## Figure data in JSON
>> START
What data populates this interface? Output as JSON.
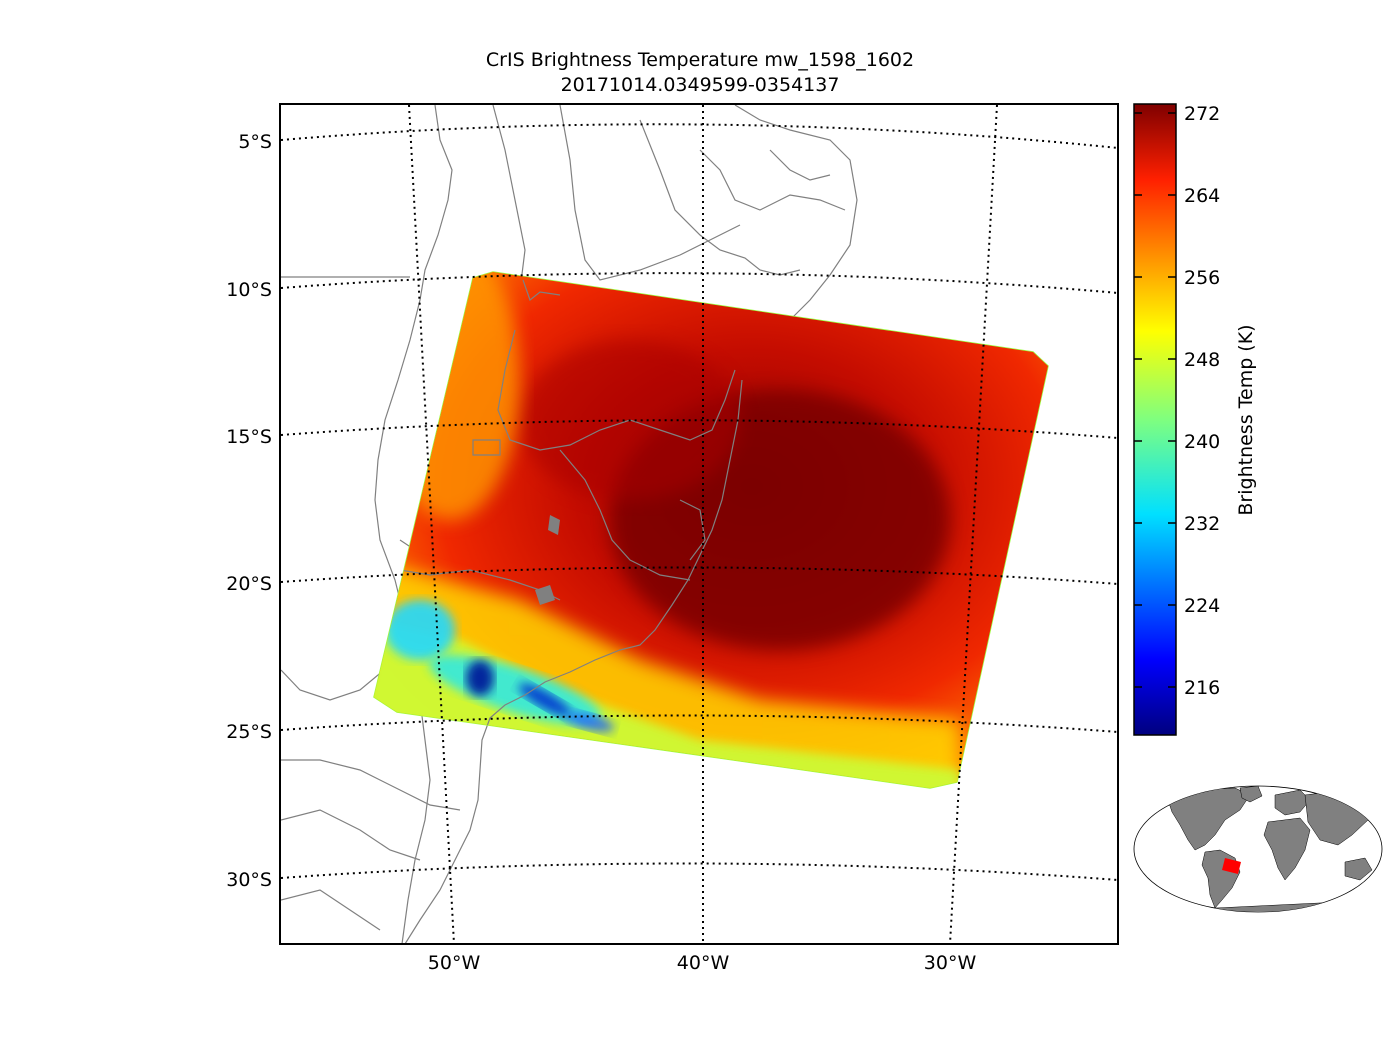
{
  "title": {
    "line1": "CrIS Brightness Temperature mw_1598_1602",
    "line2": "20171014.0349599-0354137"
  },
  "map": {
    "lat_labels": [
      "5°S",
      "10°S",
      "15°S",
      "20°S",
      "25°S",
      "30°S"
    ],
    "lon_labels": [
      "50°W",
      "40°W",
      "30°W"
    ],
    "grid_style": "dotted",
    "coastline_color": "#808080",
    "swath_hot_center": "#8b0000",
    "swath_cold_edge": "#1e90ff"
  },
  "colorbar": {
    "label": "Brightness Temp (K)",
    "ticks": [
      "272",
      "264",
      "256",
      "248",
      "240",
      "232",
      "224",
      "216"
    ],
    "colormap": "jet",
    "range": [
      209,
      273
    ]
  },
  "inset": {
    "land_color": "#808080",
    "highlight_color": "#ff0000"
  }
}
>> END
## Direction
All of the data needs repeating exactly, but the pictures do not.

## Exercise answer
What data populates this interface? Output as JSON.
{
  "title": {
    "line1": "CrIS Brightness Temperature mw_1598_1602",
    "line2": "20171014.0349599-0354137"
  },
  "map": {
    "lat_labels": [
      "5°S",
      "10°S",
      "15°S",
      "20°S",
      "25°S",
      "30°S"
    ],
    "lon_labels": [
      "50°W",
      "40°W",
      "30°W"
    ],
    "grid_style": "dotted",
    "coastline_color": "#808080",
    "swath_hot_center": "#8b0000",
    "swath_cold_edge": "#1e90ff"
  },
  "colorbar": {
    "label": "Brightness Temp (K)",
    "ticks": [
      "272",
      "264",
      "256",
      "248",
      "240",
      "232",
      "224",
      "216"
    ],
    "colormap": "jet",
    "range": [
      209,
      273
    ]
  },
  "inset": {
    "land_color": "#808080",
    "highlight_color": "#ff0000"
  }
}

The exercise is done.